- [LISTED ENTRIES]:
╭──

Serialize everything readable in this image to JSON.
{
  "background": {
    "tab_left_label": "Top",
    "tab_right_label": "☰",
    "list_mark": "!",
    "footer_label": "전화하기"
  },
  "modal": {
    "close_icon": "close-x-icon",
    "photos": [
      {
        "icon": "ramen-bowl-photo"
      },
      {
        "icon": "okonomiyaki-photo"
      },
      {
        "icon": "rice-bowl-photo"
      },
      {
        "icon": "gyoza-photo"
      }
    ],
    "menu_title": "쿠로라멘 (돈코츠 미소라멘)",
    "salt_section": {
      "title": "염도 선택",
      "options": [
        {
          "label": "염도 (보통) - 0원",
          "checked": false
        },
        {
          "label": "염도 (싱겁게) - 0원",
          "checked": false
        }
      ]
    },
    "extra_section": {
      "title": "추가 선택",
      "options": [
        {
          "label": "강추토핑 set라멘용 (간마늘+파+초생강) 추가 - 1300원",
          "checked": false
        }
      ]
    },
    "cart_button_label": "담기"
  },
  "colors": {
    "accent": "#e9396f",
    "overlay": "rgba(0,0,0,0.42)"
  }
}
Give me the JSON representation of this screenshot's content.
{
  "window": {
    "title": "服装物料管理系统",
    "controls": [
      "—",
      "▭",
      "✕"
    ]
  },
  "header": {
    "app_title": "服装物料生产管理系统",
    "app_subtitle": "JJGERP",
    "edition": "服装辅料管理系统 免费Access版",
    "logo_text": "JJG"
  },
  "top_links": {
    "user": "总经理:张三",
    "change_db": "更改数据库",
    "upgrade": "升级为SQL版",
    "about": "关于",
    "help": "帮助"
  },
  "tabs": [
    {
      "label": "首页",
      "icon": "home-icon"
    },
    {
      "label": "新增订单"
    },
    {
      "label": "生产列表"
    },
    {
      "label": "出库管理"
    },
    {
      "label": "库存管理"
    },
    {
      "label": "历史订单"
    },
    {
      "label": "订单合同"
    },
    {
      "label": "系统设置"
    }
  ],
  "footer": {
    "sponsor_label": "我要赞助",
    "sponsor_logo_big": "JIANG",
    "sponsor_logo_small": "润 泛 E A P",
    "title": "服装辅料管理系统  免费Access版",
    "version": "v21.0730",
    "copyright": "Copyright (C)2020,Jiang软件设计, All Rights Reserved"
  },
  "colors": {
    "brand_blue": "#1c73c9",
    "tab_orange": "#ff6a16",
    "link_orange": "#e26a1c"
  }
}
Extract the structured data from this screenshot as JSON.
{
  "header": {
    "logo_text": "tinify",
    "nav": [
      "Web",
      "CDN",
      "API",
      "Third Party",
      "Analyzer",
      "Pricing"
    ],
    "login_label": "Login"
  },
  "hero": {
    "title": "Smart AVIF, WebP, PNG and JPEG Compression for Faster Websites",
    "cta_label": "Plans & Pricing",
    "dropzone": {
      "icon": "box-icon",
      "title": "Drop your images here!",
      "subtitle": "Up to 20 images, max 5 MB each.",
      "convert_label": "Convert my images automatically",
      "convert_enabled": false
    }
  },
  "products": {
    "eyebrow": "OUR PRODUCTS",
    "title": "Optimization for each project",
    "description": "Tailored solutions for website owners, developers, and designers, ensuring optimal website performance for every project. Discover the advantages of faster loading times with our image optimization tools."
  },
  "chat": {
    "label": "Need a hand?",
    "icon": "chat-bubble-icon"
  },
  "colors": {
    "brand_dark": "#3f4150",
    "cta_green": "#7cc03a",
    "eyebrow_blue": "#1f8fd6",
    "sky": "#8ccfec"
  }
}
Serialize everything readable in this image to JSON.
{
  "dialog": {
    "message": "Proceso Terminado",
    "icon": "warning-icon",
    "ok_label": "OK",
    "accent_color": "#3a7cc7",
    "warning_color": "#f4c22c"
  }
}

╰──

- [BRIEF]: From the data, pick out every line that includes "icon".

- [WRITTEN REPLY]:
    "close_icon": "close-x-icon",
        "icon": "ramen-bowl-photo"
        "icon": "okonomiyaki-photo"
        "icon": "rice-bowl-photo"
        "icon": "gyoza-photo"
      "icon": "home-icon"
      "icon": "box-icon",
    "icon": "chat-bubble-icon"
    "icon": "warning-icon",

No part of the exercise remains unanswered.